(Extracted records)
===============
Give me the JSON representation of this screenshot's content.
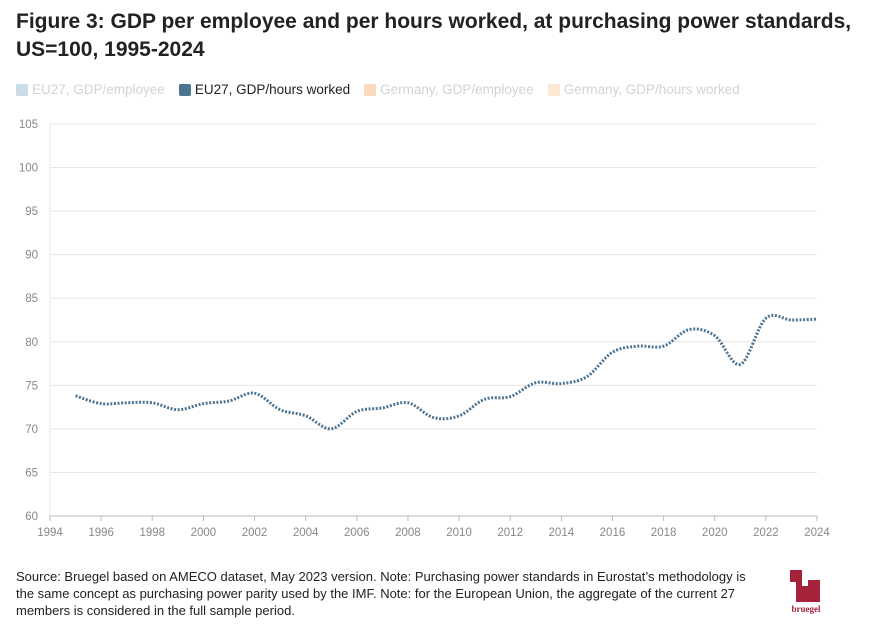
{
  "title": "Figure 3: GDP per employee and per hours worked, at purchasing power standards, US=100, 1995-2024",
  "legend": [
    {
      "label": "EU27, GDP/employee",
      "color": "#c8dbe6",
      "active": false
    },
    {
      "label": "EU27, GDP/hours worked",
      "color": "#4d7490",
      "active": true
    },
    {
      "label": "Germany, GDP/employee",
      "color": "#fbd9bd",
      "active": false
    },
    {
      "label": "Germany, GDP/hours worked",
      "color": "#fde8d6",
      "active": false
    }
  ],
  "footer": "Source: Bruegel based on AMECO dataset, May 2023 version. Note: Purchasing power standards in Eurostat’s methodology is the same concept as purchasing power parity used by the IMF. Note: for the European Union, the aggregate of the current 27 members is considered in the full sample period.",
  "logo": {
    "text": "bruegel",
    "color": "#a6223b"
  },
  "chart_data": {
    "type": "line",
    "xlim": [
      1994,
      2024
    ],
    "ylim": [
      60,
      105
    ],
    "x_ticks": [
      1994,
      1996,
      1998,
      2000,
      2002,
      2004,
      2006,
      2008,
      2010,
      2012,
      2014,
      2016,
      2018,
      2020,
      2022,
      2024
    ],
    "y_ticks": [
      60,
      65,
      70,
      75,
      80,
      85,
      90,
      95,
      100,
      105
    ],
    "grid": true,
    "series": [
      {
        "name": "EU27, GDP/hours worked",
        "color": "#4d7490",
        "style": "dotted",
        "x": [
          1995,
          1996,
          1997,
          1998,
          1999,
          2000,
          2001,
          2002,
          2003,
          2004,
          2005,
          2006,
          2007,
          2008,
          2009,
          2010,
          2011,
          2012,
          2013,
          2014,
          2015,
          2016,
          2017,
          2018,
          2019,
          2020,
          2021,
          2022,
          2023,
          2024
        ],
        "y": [
          73.8,
          72.9,
          73.0,
          73.0,
          72.2,
          72.9,
          73.2,
          74.1,
          72.2,
          71.5,
          70.0,
          72.0,
          72.4,
          73.0,
          71.3,
          71.5,
          73.4,
          73.7,
          75.3,
          75.2,
          76.0,
          78.8,
          79.5,
          79.5,
          81.4,
          80.7,
          77.4,
          82.7,
          82.5,
          82.6
        ]
      }
    ]
  }
}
===============
→ WHAT THE TASK ASKS
Nothing in the entries should change as you copy them, except that the pictures are left out.

→ TASK ANSWER
Give me the JSON representation of this screenshot's content.
{
  "title": "Figure 3: GDP per employee and per hours worked, at purchasing power standards, US=100, 1995-2024",
  "legend": [
    {
      "label": "EU27, GDP/employee",
      "color": "#c8dbe6",
      "active": false
    },
    {
      "label": "EU27, GDP/hours worked",
      "color": "#4d7490",
      "active": true
    },
    {
      "label": "Germany, GDP/employee",
      "color": "#fbd9bd",
      "active": false
    },
    {
      "label": "Germany, GDP/hours worked",
      "color": "#fde8d6",
      "active": false
    }
  ],
  "footer": "Source: Bruegel based on AMECO dataset, May 2023 version. Note: Purchasing power standards in Eurostat’s methodology is the same concept as purchasing power parity used by the IMF. Note: for the European Union, the aggregate of the current 27 members is considered in the full sample period.",
  "logo": {
    "text": "bruegel",
    "color": "#a6223b"
  },
  "chart_data": {
    "type": "line",
    "xlim": [
      1994,
      2024
    ],
    "ylim": [
      60,
      105
    ],
    "x_ticks": [
      1994,
      1996,
      1998,
      2000,
      2002,
      2004,
      2006,
      2008,
      2010,
      2012,
      2014,
      2016,
      2018,
      2020,
      2022,
      2024
    ],
    "y_ticks": [
      60,
      65,
      70,
      75,
      80,
      85,
      90,
      95,
      100,
      105
    ],
    "grid": true,
    "series": [
      {
        "name": "EU27, GDP/hours worked",
        "color": "#4d7490",
        "style": "dotted",
        "x": [
          1995,
          1996,
          1997,
          1998,
          1999,
          2000,
          2001,
          2002,
          2003,
          2004,
          2005,
          2006,
          2007,
          2008,
          2009,
          2010,
          2011,
          2012,
          2013,
          2014,
          2015,
          2016,
          2017,
          2018,
          2019,
          2020,
          2021,
          2022,
          2023,
          2024
        ],
        "y": [
          73.8,
          72.9,
          73.0,
          73.0,
          72.2,
          72.9,
          73.2,
          74.1,
          72.2,
          71.5,
          70.0,
          72.0,
          72.4,
          73.0,
          71.3,
          71.5,
          73.4,
          73.7,
          75.3,
          75.2,
          76.0,
          78.8,
          79.5,
          79.5,
          81.4,
          80.7,
          77.4,
          82.7,
          82.5,
          82.6
        ]
      }
    ]
  }
}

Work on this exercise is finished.